Requirement.
Return the records that follow unaltered. Omit every picture.

(Extracted records)

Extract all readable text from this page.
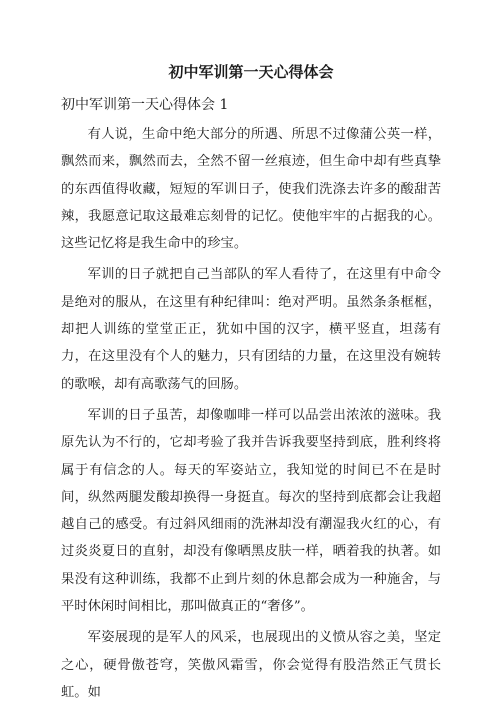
初中军训第一天心得体会
初中军训第一天心得体会 1

有人说，生命中绝大部分的所遇、所思不过像蒲公英一样，飘然而来，飘然而去，全然不留一丝痕迹，但生命中却有些真挚的东西值得收藏，短短的军训日子，使我们洗涤去许多的酸甜苦辣，我愿意记取这最难忘刻骨的记忆。使他牢牢的占据我的心。这些记忆将是我生命中的珍宝。

军训的日子就把自己当部队的军人看待了，在这里有中命令是绝对的服从，在这里有种纪律叫：绝对严明。虽然条条框框，却把人训练的堂堂正正，犹如中国的汉字，横平竖直，坦荡有力，在这里没有个人的魅力，只有团结的力量，在这里没有婉转的歌喉，却有高歌荡气的回肠。

军训的日子虽苦，却像咖啡一样可以品尝出浓浓的滋味。我原先认为不行的，它却考验了我并告诉我要坚持到底，胜利终将属于有信念的人。每天的军姿站立，我知觉的时间已不在是时间，纵然两腿发酸却换得一身挺直。每次的坚持到底都会让我超越自己的感受。有过斜风细雨的洗淋却没有潮湿我火红的心，有过炎炎夏日的直射，却没有像晒黑皮肤一样，晒着我的执著。如果没有这种训练，我都不止到片刻的休息都会成为一种施舍，与平时休闲时间相比，那叫做真正的“奢侈”。

军姿展现的是军人的风采，也展现出的义愤从容之美，坚定之心，硬骨傲苍穹，笑傲风霜雪，你会觉得有股浩然正气贯长虹。如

Answer to the task.
Extract all readable text from this page.
初中军训第一天心得体会
初中军训第一天心得体会 1

有人说，生命中绝大部分的所遇、所思不过像蒲公英一样，飘然而来，飘然而去，全然不留一丝痕迹，但生命中却有些真挚的东西值得收藏，短短的军训日子，使我们洗涤去许多的酸甜苦辣，我愿意记取这最难忘刻骨的记忆。使他牢牢的占据我的心。这些记忆将是我生命中的珍宝。

军训的日子就把自己当部队的军人看待了，在这里有中命令是绝对的服从，在这里有种纪律叫：绝对严明。虽然条条框框，却把人训练的堂堂正正，犹如中国的汉字，横平竖直，坦荡有力，在这里没有个人的魅力，只有团结的力量，在这里没有婉转的歌喉，却有高歌荡气的回肠。

军训的日子虽苦，却像咖啡一样可以品尝出浓浓的滋味。我原先认为不行的，它却考验了我并告诉我要坚持到底，胜利终将属于有信念的人。每天的军姿站立，我知觉的时间已不在是时间，纵然两腿发酸却换得一身挺直。每次的坚持到底都会让我超越自己的感受。有过斜风细雨的洗淋却没有潮湿我火红的心，有过炎炎夏日的直射，却没有像晒黑皮肤一样，晒着我的执著。如果没有这种训练，我都不止到片刻的休息都会成为一种施舍，与平时休闲时间相比，那叫做真正的“奢侈”。

军姿展现的是军人的风采，也展现出的义愤从容之美，坚定之心，硬骨傲苍穹，笑傲风霜雪，你会觉得有股浩然正气贯长虹。如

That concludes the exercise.